### [Objective]
Copy the material that follows word for word and omit its pictures.

### [Material provided]
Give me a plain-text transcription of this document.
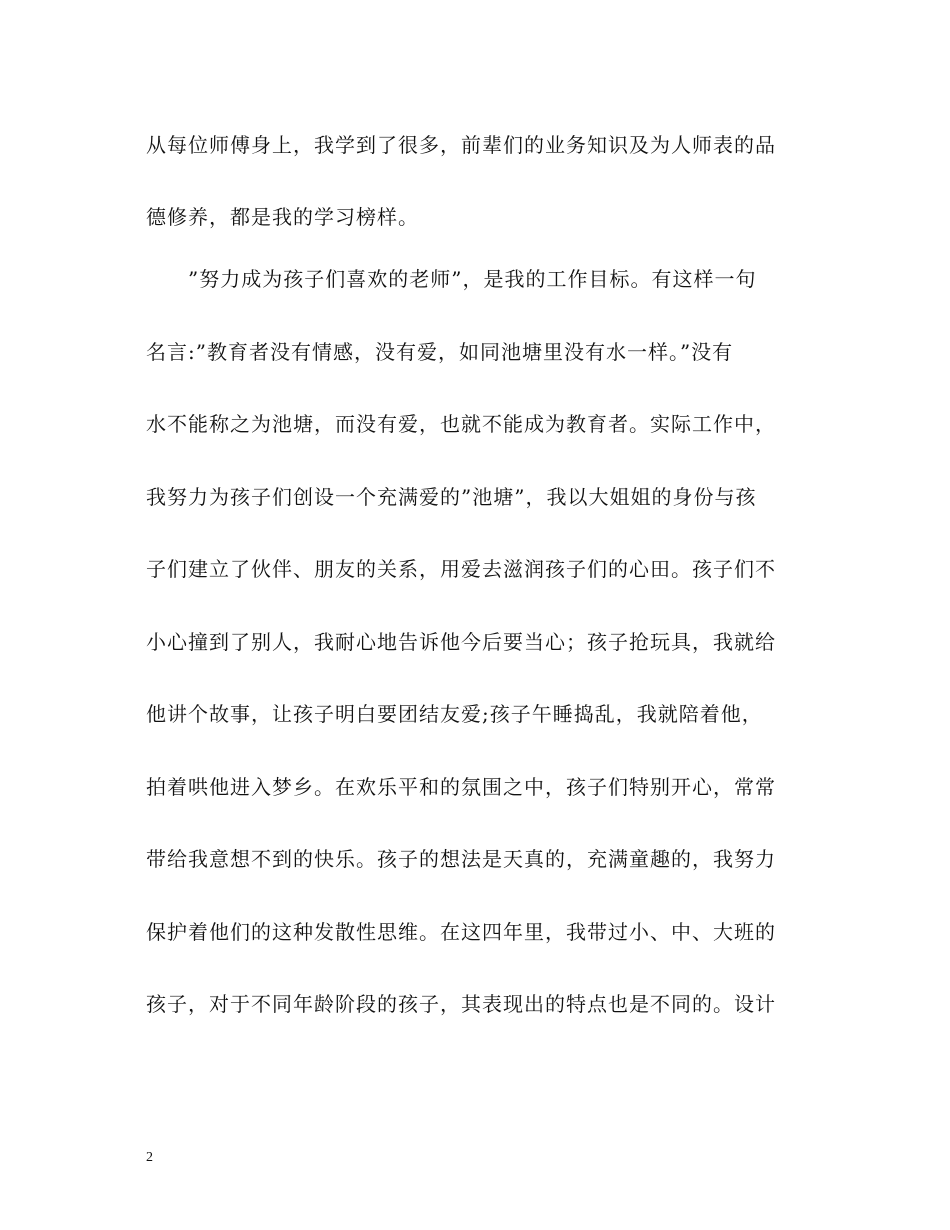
从每位师傅身上，我学到了很多，前辈们的业务知识及为人师表的品
德修养，都是我的学习榜样。
　　”努力成为孩子们喜欢的老师”，是我的工作目标。有这样一句
名言:”教育者没有情感，没有爱，如同池塘里没有水一样。”没有
水不能称之为池塘，而没有爱，也就不能成为教育者。实际工作中，
我努力为孩子们创设一个充满爱的”池塘”，我以大姐姐的身份与孩
子们建立了伙伴、朋友的关系，用爱去滋润孩子们的心田。孩子们不
小心撞到了别人，我耐心地告诉他今后要当心；孩子抢玩具，我就给
他讲个故事，让孩子明白要团结友爱;孩子午睡捣乱，我就陪着他，
拍着哄他进入梦乡。在欢乐平和的氛围之中，孩子们特别开心，常常
带给我意想不到的快乐。孩子的想法是天真的，充满童趣的，我努力
保护着他们的这种发散性思维。在这四年里，我带过小、中、大班的
孩子，对于不同年龄阶段的孩子，其表现出的特点也是不同的。设计
2
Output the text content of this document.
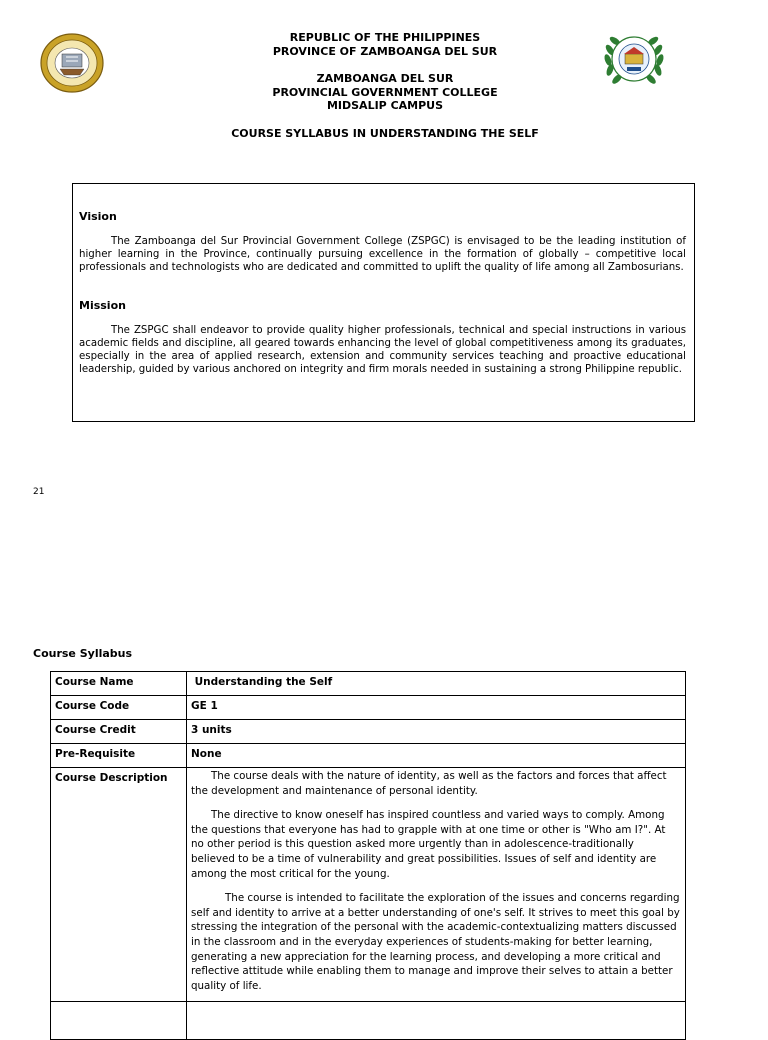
REPUBLIC OF THE PHILIPPINES
PROVINCE OF ZAMBOANGA DEL SUR
ZAMBOANGA DEL SUR
PROVINCIAL GOVERNMENT COLLEGE
MIDSALIP CAMPUS
COURSE SYLLABUS IN UNDERSTANDING THE SELF
Vision

The Zamboanga del Sur Provincial Government College (ZSPGC) is envisaged to be the leading institution of higher learning in the Province, continually pursuing excellence in the formation of globally – competitive local professionals and technologists who are dedicated and committed to uplift the quality of life among all Zambosurians.

Mission

The ZSPGC shall endeavor to provide quality higher professionals, technical and special instructions in various academic fields and discipline, all geared towards enhancing the level of global competitiveness among its graduates, especially in the area of applied research, extension and community services teaching and proactive educational leadership, guided by various anchored on integrity and firm morals needed in sustaining a strong Philippine republic.

21
Course Syllabus
Course Name	Understanding the Self
Course Code	GE 1
Course Credit	3 units
Pre-Requisite	None
Course Description	The course deals with the nature of identity, as well as the factors and forces that affect the development and maintenance of personal identity.

The directive to know oneself has inspired countless and varied ways to comply. Among the questions that everyone has had to grapple with at one time or other is "Who am I?". At no other period is this question asked more urgently than in adolescence-traditionally believed to be a time of vulnerability and great possibilities. Issues of self and identity are among the most critical for the young.

The course is intended to facilitate the exploration of the issues and concerns regarding self and identity to arrive at a better understanding of one's self. It strives to meet this goal by stressing the integration of the personal with the academic-contextualizing matters discussed in the classroom and in the everyday experiences of students-making for better learning, generating a new appreciation for the learning process, and developing a more critical and reflective attitude while enabling them to manage and improve their selves to attain a better quality of life.
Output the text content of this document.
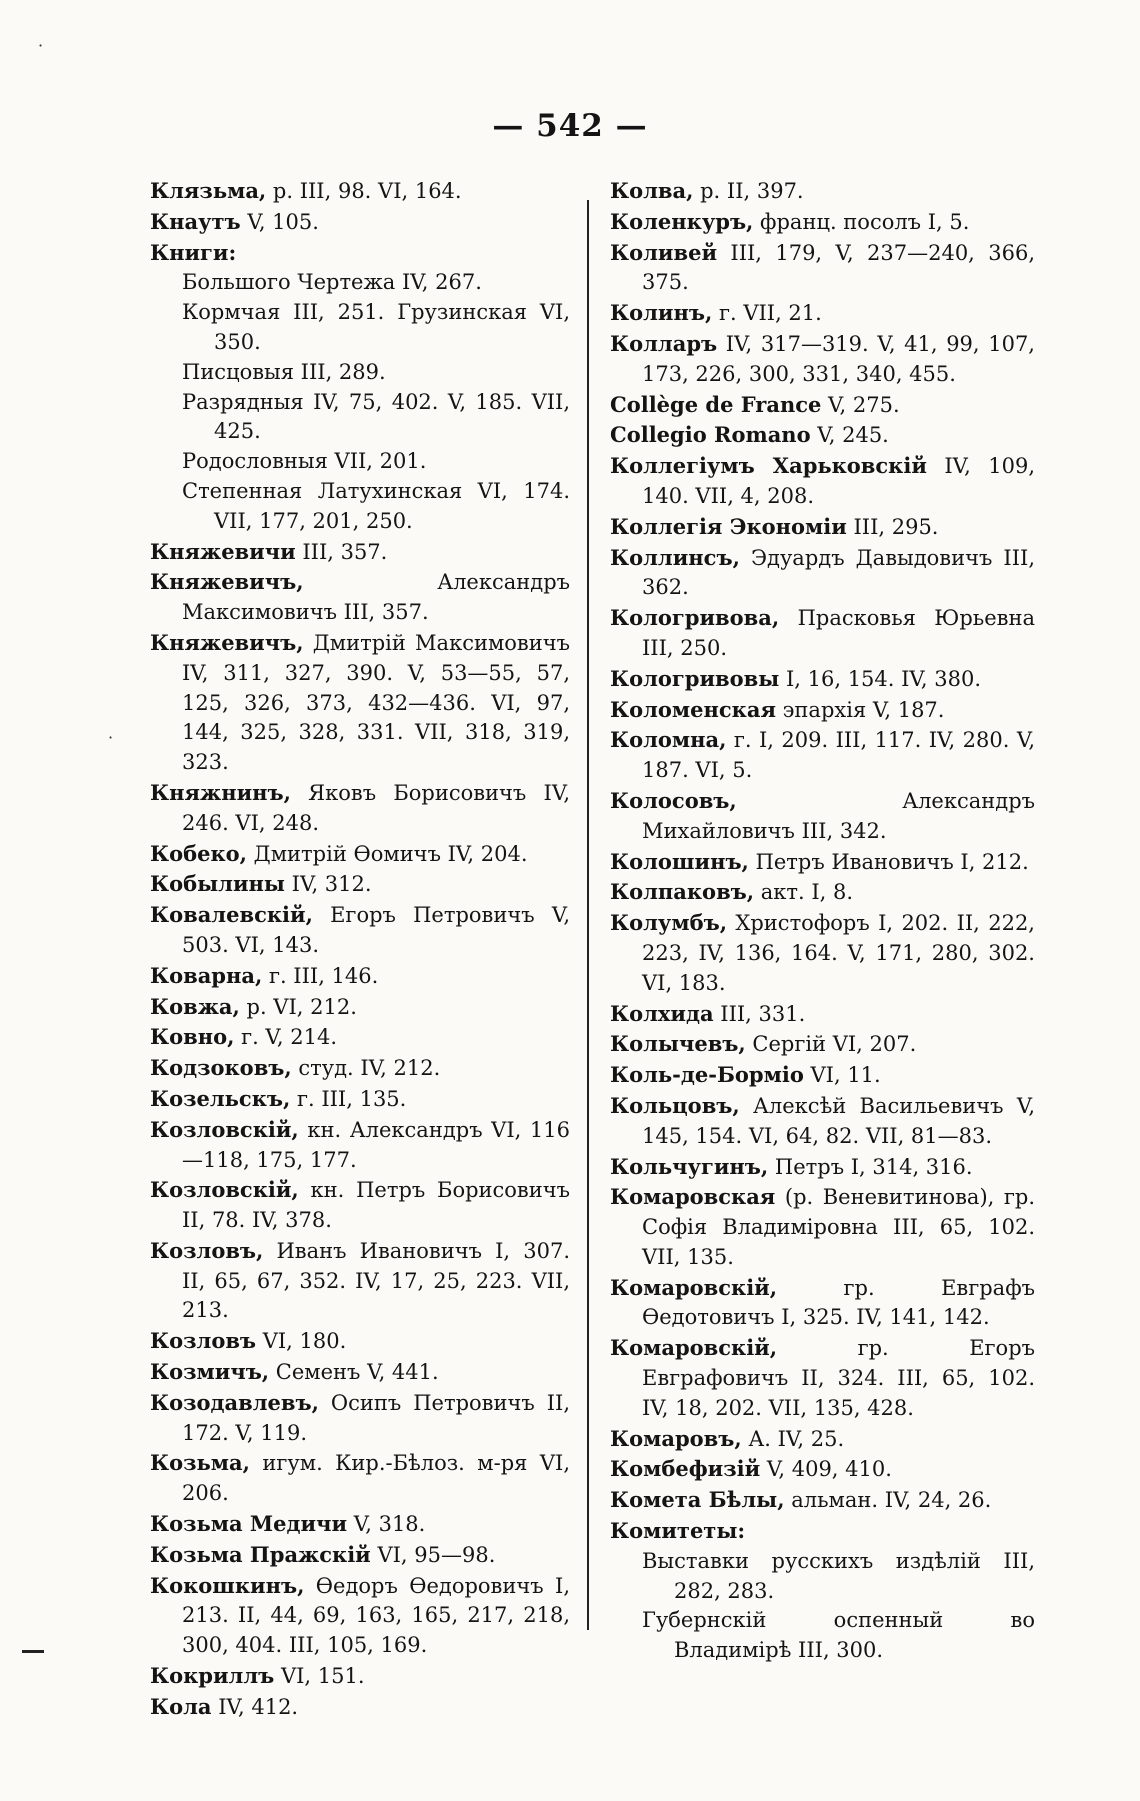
— 542 —
Клязьма, р. III, 98. VI, 164.
Кнаутъ V, 105.
Книги:
Большого Чертежа IV, 267.
Кормчая III, 251. Грузинская VI, 350.
Писцовыя III, 289.
Разрядныя IV, 75, 402. V, 185. VII, 425.
Родословныя VII, 201.
Степенная Латухинская VI, 174. VII, 177, 201, 250.
Княжевичи III, 357.
Княжевичъ, Александръ Максимовичъ III, 357.
Княжевичъ, Дмитрій Максимовичъ IV, 311, 327, 390. V, 53—55, 57, 125, 326, 373, 432—436. VI, 97, 144, 325, 328, 331. VII, 318, 319, 323.
Княжнинъ, Яковъ Борисовичъ IV, 246. VI, 248.
Кобеко, Дмитрій Ѳомичъ IV, 204.
Кобылины IV, 312.
Ковалевскій, Егоръ Петровичъ V, 503. VI, 143.
Коварна, г. III, 146.
Ковжа, р. VI, 212.
Ковно, г. V, 214.
Кодзоковъ, студ. IV, 212.
Козельскъ, г. III, 135.
Козловскій, кн. Александръ VI, 116—118, 175, 177.
Козловскій, кн. Петръ Борисовичъ II, 78. IV, 378.
Козловъ, Иванъ Ивановичъ I, 307. II, 65, 67, 352. IV, 17, 25, 223. VII, 213.
Козловъ VI, 180.
Козмичъ, Семенъ V, 441.
Козодавлевъ, Осипъ Петровичъ II, 172. V, 119.
Козьма, игум. Кир.-Бѣлоз. м-ря VI, 206.
Козьма Медичи V, 318.
Козьма Пражскій VI, 95—98.
Кокошкинъ, Ѳедоръ Ѳедоровичъ I, 213. II, 44, 69, 163, 165, 217, 218, 300, 404. III, 105, 169.
Кокриллъ VI, 151.
Кола IV, 412.
Колва, р. II, 397.
Коленкуръ, франц. посолъ I, 5.
Коливей III, 179, V, 237—240, 366, 375.
Колинъ, г. VII, 21.
Колларъ IV, 317—319. V, 41, 99, 107, 173, 226, 300, 331, 340, 455.
Collège de France V, 275.
Collegio Romano V, 245.
Коллегіумъ Харьковскій IV, 109, 140. VII, 4, 208.
Коллегія Экономіи III, 295.
Коллинсъ, Эдуардъ Давыдовичъ III, 362.
Кологривова, Прасковья Юрьевна III, 250.
Кологривовы I, 16, 154. IV, 380.
Коломенская эпархія V, 187.
Коломна, г. I, 209. III, 117. IV, 280. V, 187. VI, 5.
Колосовъ, Александръ Михайловичъ III, 342.
Колошинъ, Петръ Ивановичъ I, 212.
Колпаковъ, акт. I, 8.
Колумбъ, Христофоръ I, 202. II, 222, 223, IV, 136, 164. V, 171, 280, 302. VI, 183.
Колхида III, 331.
Колычевъ, Сергій VI, 207.
Коль-де-Борміо VI, 11.
Кольцовъ, Алексѣй Васильевичъ V, 145, 154. VI, 64, 82. VII, 81—83.
Кольчугинъ, Петръ I, 314, 316.
Комаровская (р. Веневитинова), гр. Софія Владиміровна III, 65, 102. VII, 135.
Комаровскій, гр. Евграфъ Ѳедотовичъ I, 325. IV, 141, 142.
Комаровскій, гр. Егоръ Евграфовичъ II, 324. III, 65, 102. IV, 18, 202. VII, 135, 428.
Комаровъ, А. IV, 25.
Комбефизій V, 409, 410.
Комета Бѣлы, альман. IV, 24, 26.
Комитеты:
Выставки русскихъ издѣлій III, 282, 283.
Губернскій оспенный во Владимірѣ III, 300.
·
·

### [Finished task]
Give me a plain-text transcription of this document.
从每位师傅身上，我学到了很多，前辈们的业务知识及为人师表的品
德修养，都是我的学习榜样。
　　”努力成为孩子们喜欢的老师”，是我的工作目标。有这样一句
名言:”教育者没有情感，没有爱，如同池塘里没有水一样。”没有
水不能称之为池塘，而没有爱，也就不能成为教育者。实际工作中，
我努力为孩子们创设一个充满爱的”池塘”，我以大姐姐的身份与孩
子们建立了伙伴、朋友的关系，用爱去滋润孩子们的心田。孩子们不
小心撞到了别人，我耐心地告诉他今后要当心；孩子抢玩具，我就给
他讲个故事，让孩子明白要团结友爱;孩子午睡捣乱，我就陪着他，
拍着哄他进入梦乡。在欢乐平和的氛围之中，孩子们特别开心，常常
带给我意想不到的快乐。孩子的想法是天真的，充满童趣的，我努力
保护着他们的这种发散性思维。在这四年里，我带过小、中、大班的
孩子，对于不同年龄阶段的孩子，其表现出的特点也是不同的。设计
2
Output the text content of this document.
REPUBLIC OF THE PHILIPPINES
PROVINCE OF ZAMBOANGA DEL SUR
ZAMBOANGA DEL SUR
PROVINCIAL GOVERNMENT COLLEGE
MIDSALIP CAMPUS
COURSE SYLLABUS IN UNDERSTANDING THE SELF
Vision

The Zamboanga del Sur Provincial Government College (ZSPGC) is envisaged to be the leading institution of higher learning in the Province, continually pursuing excellence in the formation of globally – competitive local professionals and technologists who are dedicated and committed to uplift the quality of life among all Zambosurians.

Mission

The ZSPGC shall endeavor to provide quality higher professionals, technical and special instructions in various academic fields and discipline, all geared towards enhancing the level of global competitiveness among its graduates, especially in the area of applied research, extension and community services teaching and proactive educational leadership, guided by various anchored on integrity and firm morals needed in sustaining a strong Philippine republic.

21
Course Syllabus
Course Name	Understanding the Self
Course Code	GE 1
Course Credit	3 units
Pre-Requisite	None
Course Description	The course deals with the nature of identity, as well as the factors and forces that affect the development and maintenance of personal identity.

The directive to know oneself has inspired countless and varied ways to comply. Among the questions that everyone has had to grapple with at one time or other is "Who am I?". At no other period is this question asked more urgently than in adolescence-traditionally believed to be a time of vulnerability and great possibilities. Issues of self and identity are among the most critical for the young.

The course is intended to facilitate the exploration of the issues and concerns regarding self and identity to arrive at a better understanding of one's self. It strives to meet this goal by stressing the integration of the personal with the academic-contextualizing matters discussed in the classroom and in the everyday experiences of students-making for better learning, generating a new appreciation for the learning process, and developing a more critical and reflective attitude while enabling them to manage and improve their selves to attain a better quality of life.
Output the text content of this document.
— 542 —
Клязьма, р. III, 98. VI, 164.
Кнаутъ V, 105.
Книги:
Большого Чертежа IV, 267.
Кормчая III, 251. Грузинская VI, 350.
Писцовыя III, 289.
Разрядныя IV, 75, 402. V, 185. VII, 425.
Родословныя VII, 201.
Степенная Латухинская VI, 174. VII, 177, 201, 250.
Княжевичи III, 357.
Княжевичъ, Александръ Максимовичъ III, 357.
Княжевичъ, Дмитрій Максимовичъ IV, 311, 327, 390. V, 53—55, 57, 125, 326, 373, 432—436. VI, 97, 144, 325, 328, 331. VII, 318, 319, 323.
Княжнинъ, Яковъ Борисовичъ IV, 246. VI, 248.
Кобеко, Дмитрій Ѳомичъ IV, 204.
Кобылины IV, 312.
Ковалевскій, Егоръ Петровичъ V, 503. VI, 143.
Коварна, г. III, 146.
Ковжа, р. VI, 212.
Ковно, г. V, 214.
Кодзоковъ, студ. IV, 212.
Козельскъ, г. III, 135.
Козловскій, кн. Александръ VI, 116—118, 175, 177.
Козловскій, кн. Петръ Борисовичъ II, 78. IV, 378.
Козловъ, Иванъ Ивановичъ I, 307. II, 65, 67, 352. IV, 17, 25, 223. VII, 213.
Козловъ VI, 180.
Козмичъ, Семенъ V, 441.
Козодавлевъ, Осипъ Петровичъ II, 172. V, 119.
Козьма, игум. Кир.-Бѣлоз. м-ря VI, 206.
Козьма Медичи V, 318.
Козьма Пражскій VI, 95—98.
Кокошкинъ, Ѳедоръ Ѳедоровичъ I, 213. II, 44, 69, 163, 165, 217, 218, 300, 404. III, 105, 169.
Кокриллъ VI, 151.
Кола IV, 412.
Колва, р. II, 397.
Коленкуръ, франц. посолъ I, 5.
Коливей III, 179, V, 237—240, 366, 375.
Колинъ, г. VII, 21.
Колларъ IV, 317—319. V, 41, 99, 107, 173, 226, 300, 331, 340, 455.
Collège de France V, 275.
Collegio Romano V, 245.
Коллегіумъ Харьковскій IV, 109, 140. VII, 4, 208.
Коллегія Экономіи III, 295.
Коллинсъ, Эдуардъ Давыдовичъ III, 362.
Кологривова, Прасковья Юрьевна III, 250.
Кологривовы I, 16, 154. IV, 380.
Коломенская эпархія V, 187.
Коломна, г. I, 209. III, 117. IV, 280. V, 187. VI, 5.
Колосовъ, Александръ Михайловичъ III, 342.
Колошинъ, Петръ Ивановичъ I, 212.
Колпаковъ, акт. I, 8.
Колумбъ, Христофоръ I, 202. II, 222, 223, IV, 136, 164. V, 171, 280, 302. VI, 183.
Колхида III, 331.
Колычевъ, Сергій VI, 207.
Коль-де-Борміо VI, 11.
Кольцовъ, Алексѣй Васильевичъ V, 145, 154. VI, 64, 82. VII, 81—83.
Кольчугинъ, Петръ I, 314, 316.
Комаровская (р. Веневитинова), гр. Софія Владиміровна III, 65, 102. VII, 135.
Комаровскій, гр. Евграфъ Ѳедотовичъ I, 325. IV, 141, 142.
Комаровскій, гр. Егоръ Евграфовичъ II, 324. III, 65, 102. IV, 18, 202. VII, 135, 428.
Комаровъ, А. IV, 25.
Комбефизій V, 409, 410.
Комета Бѣлы, альман. IV, 24, 26.
Комитеты:
Выставки русскихъ издѣлій III, 282, 283.
Губернскій оспенный во Владимірѣ III, 300.
·
·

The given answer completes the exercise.